(Layout element entries)
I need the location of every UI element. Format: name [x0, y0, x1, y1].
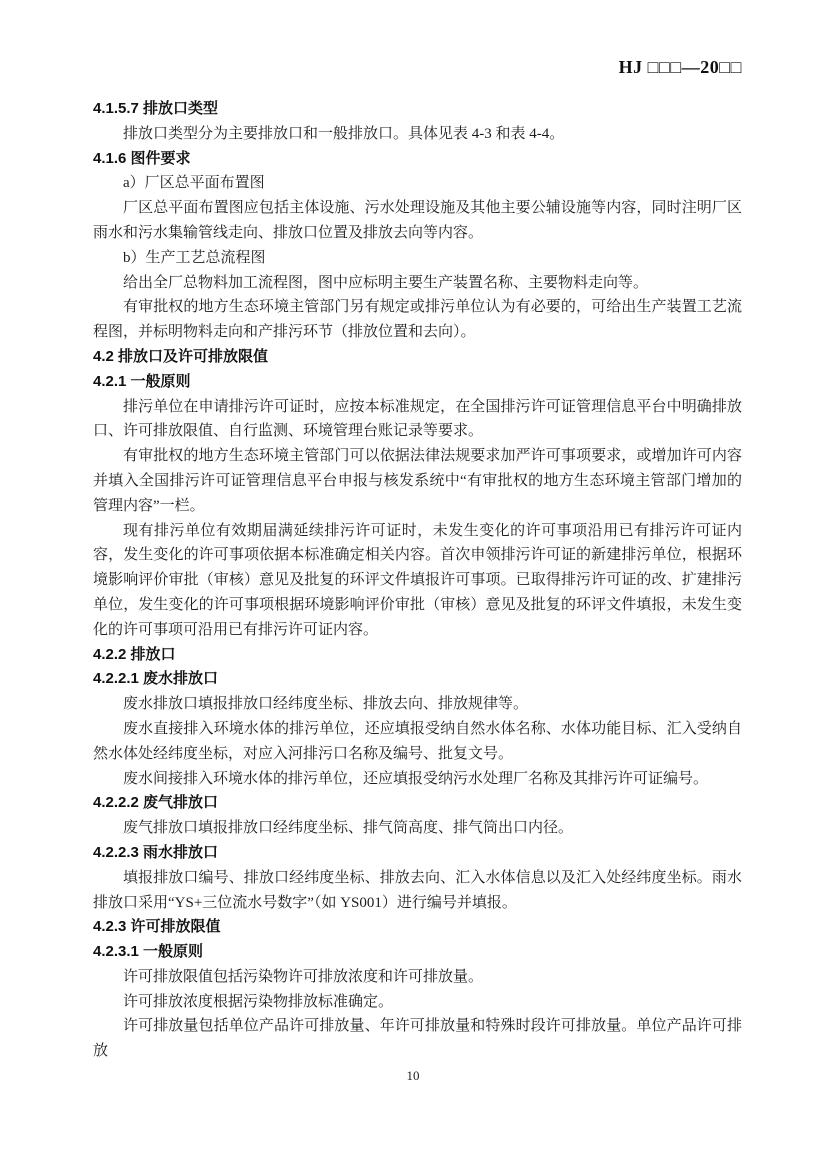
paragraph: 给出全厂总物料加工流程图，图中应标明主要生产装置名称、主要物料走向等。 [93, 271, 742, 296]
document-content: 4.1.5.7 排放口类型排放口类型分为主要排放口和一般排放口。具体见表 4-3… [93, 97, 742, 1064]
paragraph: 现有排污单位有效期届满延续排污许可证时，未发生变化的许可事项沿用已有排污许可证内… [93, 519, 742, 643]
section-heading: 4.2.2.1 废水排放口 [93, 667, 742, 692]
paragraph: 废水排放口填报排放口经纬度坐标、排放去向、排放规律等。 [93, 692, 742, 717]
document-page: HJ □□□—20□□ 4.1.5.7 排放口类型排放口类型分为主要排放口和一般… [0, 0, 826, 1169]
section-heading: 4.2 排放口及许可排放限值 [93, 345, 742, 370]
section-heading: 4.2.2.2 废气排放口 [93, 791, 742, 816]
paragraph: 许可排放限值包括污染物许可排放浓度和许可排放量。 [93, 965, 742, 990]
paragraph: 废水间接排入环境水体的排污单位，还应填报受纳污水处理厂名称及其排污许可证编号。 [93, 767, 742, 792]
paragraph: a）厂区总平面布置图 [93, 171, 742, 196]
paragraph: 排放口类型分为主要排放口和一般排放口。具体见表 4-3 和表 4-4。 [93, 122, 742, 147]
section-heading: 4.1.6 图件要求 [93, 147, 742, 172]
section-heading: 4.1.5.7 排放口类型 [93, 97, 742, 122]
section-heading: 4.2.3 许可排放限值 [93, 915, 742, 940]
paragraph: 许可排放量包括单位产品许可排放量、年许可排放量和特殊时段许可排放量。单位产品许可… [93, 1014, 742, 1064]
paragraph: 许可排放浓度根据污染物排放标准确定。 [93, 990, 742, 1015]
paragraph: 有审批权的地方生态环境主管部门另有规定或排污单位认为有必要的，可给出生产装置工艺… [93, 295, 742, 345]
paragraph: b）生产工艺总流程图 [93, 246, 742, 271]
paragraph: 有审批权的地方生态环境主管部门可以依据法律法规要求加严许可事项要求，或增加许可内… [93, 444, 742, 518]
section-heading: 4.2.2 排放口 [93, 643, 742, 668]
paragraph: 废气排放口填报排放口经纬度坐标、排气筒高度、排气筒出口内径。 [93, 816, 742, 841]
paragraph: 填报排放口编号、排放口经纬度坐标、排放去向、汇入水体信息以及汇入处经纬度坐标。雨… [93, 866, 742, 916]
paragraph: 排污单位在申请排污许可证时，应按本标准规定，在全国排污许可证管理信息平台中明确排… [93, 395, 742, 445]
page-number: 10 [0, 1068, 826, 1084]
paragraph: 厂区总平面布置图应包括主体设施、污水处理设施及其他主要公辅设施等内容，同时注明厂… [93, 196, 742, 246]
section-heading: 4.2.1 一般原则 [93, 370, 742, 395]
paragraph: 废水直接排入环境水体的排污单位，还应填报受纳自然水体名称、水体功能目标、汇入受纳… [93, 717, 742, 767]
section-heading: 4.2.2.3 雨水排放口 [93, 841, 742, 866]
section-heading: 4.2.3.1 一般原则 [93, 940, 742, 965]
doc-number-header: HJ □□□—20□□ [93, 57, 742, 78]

§ Task requirements: Copy every line of the listing above word for word, leaving out the picture.

§ Task response:
I need the location of every UI element. Format: name [x0, y0, x1, y1].
paragraph: 给出全厂总物料加工流程图，图中应标明主要生产装置名称、主要物料走向等。 [93, 271, 742, 296]
document-content: 4.1.5.7 排放口类型排放口类型分为主要排放口和一般排放口。具体见表 4-3… [93, 97, 742, 1064]
paragraph: 现有排污单位有效期届满延续排污许可证时，未发生变化的许可事项沿用已有排污许可证内… [93, 519, 742, 643]
section-heading: 4.2.2.1 废水排放口 [93, 667, 742, 692]
paragraph: 废水排放口填报排放口经纬度坐标、排放去向、排放规律等。 [93, 692, 742, 717]
document-page: HJ □□□—20□□ 4.1.5.7 排放口类型排放口类型分为主要排放口和一般… [0, 0, 826, 1169]
section-heading: 4.2 排放口及许可排放限值 [93, 345, 742, 370]
section-heading: 4.2.2.2 废气排放口 [93, 791, 742, 816]
paragraph: 许可排放限值包括污染物许可排放浓度和许可排放量。 [93, 965, 742, 990]
paragraph: 废水间接排入环境水体的排污单位，还应填报受纳污水处理厂名称及其排污许可证编号。 [93, 767, 742, 792]
paragraph: a）厂区总平面布置图 [93, 171, 742, 196]
paragraph: 排放口类型分为主要排放口和一般排放口。具体见表 4-3 和表 4-4。 [93, 122, 742, 147]
section-heading: 4.1.6 图件要求 [93, 147, 742, 172]
section-heading: 4.1.5.7 排放口类型 [93, 97, 742, 122]
section-heading: 4.2.3 许可排放限值 [93, 915, 742, 940]
paragraph: 许可排放量包括单位产品许可排放量、年许可排放量和特殊时段许可排放量。单位产品许可… [93, 1014, 742, 1064]
paragraph: 许可排放浓度根据污染物排放标准确定。 [93, 990, 742, 1015]
paragraph: 有审批权的地方生态环境主管部门另有规定或排污单位认为有必要的，可给出生产装置工艺… [93, 295, 742, 345]
paragraph: b）生产工艺总流程图 [93, 246, 742, 271]
paragraph: 有审批权的地方生态环境主管部门可以依据法律法规要求加严许可事项要求，或增加许可内… [93, 444, 742, 518]
section-heading: 4.2.2 排放口 [93, 643, 742, 668]
paragraph: 废气排放口填报排放口经纬度坐标、排气筒高度、排气筒出口内径。 [93, 816, 742, 841]
paragraph: 填报排放口编号、排放口经纬度坐标、排放去向、汇入水体信息以及汇入处经纬度坐标。雨… [93, 866, 742, 916]
paragraph: 排污单位在申请排污许可证时，应按本标准规定，在全国排污许可证管理信息平台中明确排… [93, 395, 742, 445]
page-number: 10 [0, 1068, 826, 1084]
paragraph: 厂区总平面布置图应包括主体设施、污水处理设施及其他主要公辅设施等内容，同时注明厂… [93, 196, 742, 246]
section-heading: 4.2.1 一般原则 [93, 370, 742, 395]
paragraph: 废水直接排入环境水体的排污单位，还应填报受纳自然水体名称、水体功能目标、汇入受纳… [93, 717, 742, 767]
section-heading: 4.2.2.3 雨水排放口 [93, 841, 742, 866]
section-heading: 4.2.3.1 一般原则 [93, 940, 742, 965]
doc-number-header: HJ □□□—20□□ [93, 57, 742, 78]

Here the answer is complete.